- _BRIEF_
The records below must be transcribed exactly. Do not include the pictures.

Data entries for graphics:

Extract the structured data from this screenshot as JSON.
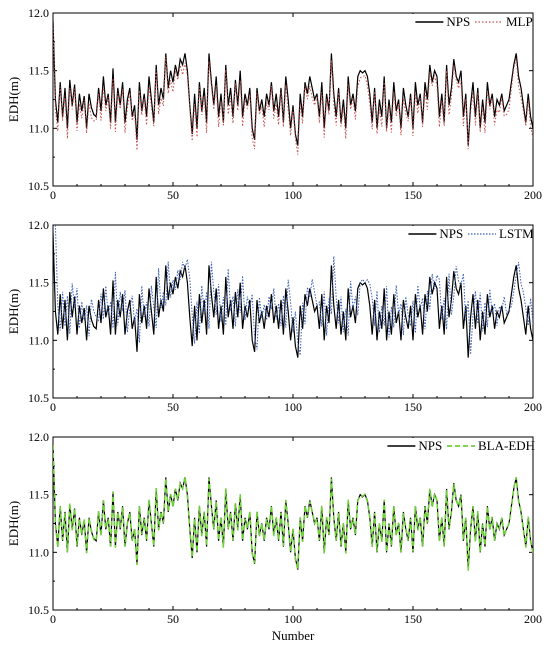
{
  "colors": {
    "nps": "#000000",
    "mlp": "#c0504d",
    "lstm": "#3a5fb5",
    "bla": "#6fd13a",
    "axis": "#000000"
  },
  "xlabel": "Number",
  "chart_data": [
    {
      "type": "line",
      "ylabel": "EDH(m)",
      "xlim": [
        0,
        200
      ],
      "ylim": [
        10.5,
        12.0
      ],
      "xticks": [
        0,
        50,
        100,
        150,
        200
      ],
      "yticks": [
        10.5,
        11.0,
        11.5,
        12.0
      ],
      "legend_position": "top-right",
      "series": [
        {
          "name": "NPS",
          "style": "solid"
        },
        {
          "name": "MLP",
          "style": "dotted"
        }
      ]
    },
    {
      "type": "line",
      "ylabel": "EDH(m)",
      "xlim": [
        0,
        200
      ],
      "ylim": [
        10.5,
        12.0
      ],
      "xticks": [
        0,
        50,
        100,
        150,
        200
      ],
      "yticks": [
        10.5,
        11.0,
        11.5,
        12.0
      ],
      "legend_position": "top-right",
      "series": [
        {
          "name": "NPS",
          "style": "solid"
        },
        {
          "name": "LSTM",
          "style": "dotted"
        }
      ]
    },
    {
      "type": "line",
      "ylabel": "EDH(m)",
      "xlim": [
        0,
        200
      ],
      "ylim": [
        10.5,
        12.0
      ],
      "xticks": [
        0,
        50,
        100,
        150,
        200
      ],
      "yticks": [
        10.5,
        11.0,
        11.5,
        12.0
      ],
      "legend_position": "top-right",
      "series": [
        {
          "name": "NPS",
          "style": "solid"
        },
        {
          "name": "BLA-EDH",
          "style": "dashed"
        }
      ]
    }
  ]
}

- _ANSWER TO THE PROBLEM_
Extract the structured data from this screenshot as JSON.
{
  "colors": {
    "nps": "#000000",
    "mlp": "#c0504d",
    "lstm": "#3a5fb5",
    "bla": "#6fd13a",
    "axis": "#000000"
  },
  "xlabel": "Number",
  "chart_data": [
    {
      "type": "line",
      "ylabel": "EDH(m)",
      "xlim": [
        0,
        200
      ],
      "ylim": [
        10.5,
        12.0
      ],
      "xticks": [
        0,
        50,
        100,
        150,
        200
      ],
      "yticks": [
        10.5,
        11.0,
        11.5,
        12.0
      ],
      "legend_position": "top-right",
      "series": [
        {
          "name": "NPS",
          "style": "solid"
        },
        {
          "name": "MLP",
          "style": "dotted"
        }
      ]
    },
    {
      "type": "line",
      "ylabel": "EDH(m)",
      "xlim": [
        0,
        200
      ],
      "ylim": [
        10.5,
        12.0
      ],
      "xticks": [
        0,
        50,
        100,
        150,
        200
      ],
      "yticks": [
        10.5,
        11.0,
        11.5,
        12.0
      ],
      "legend_position": "top-right",
      "series": [
        {
          "name": "NPS",
          "style": "solid"
        },
        {
          "name": "LSTM",
          "style": "dotted"
        }
      ]
    },
    {
      "type": "line",
      "ylabel": "EDH(m)",
      "xlim": [
        0,
        200
      ],
      "ylim": [
        10.5,
        12.0
      ],
      "xticks": [
        0,
        50,
        100,
        150,
        200
      ],
      "yticks": [
        10.5,
        11.0,
        11.5,
        12.0
      ],
      "legend_position": "top-right",
      "series": [
        {
          "name": "NPS",
          "style": "solid"
        },
        {
          "name": "BLA-EDH",
          "style": "dashed"
        }
      ]
    }
  ]
}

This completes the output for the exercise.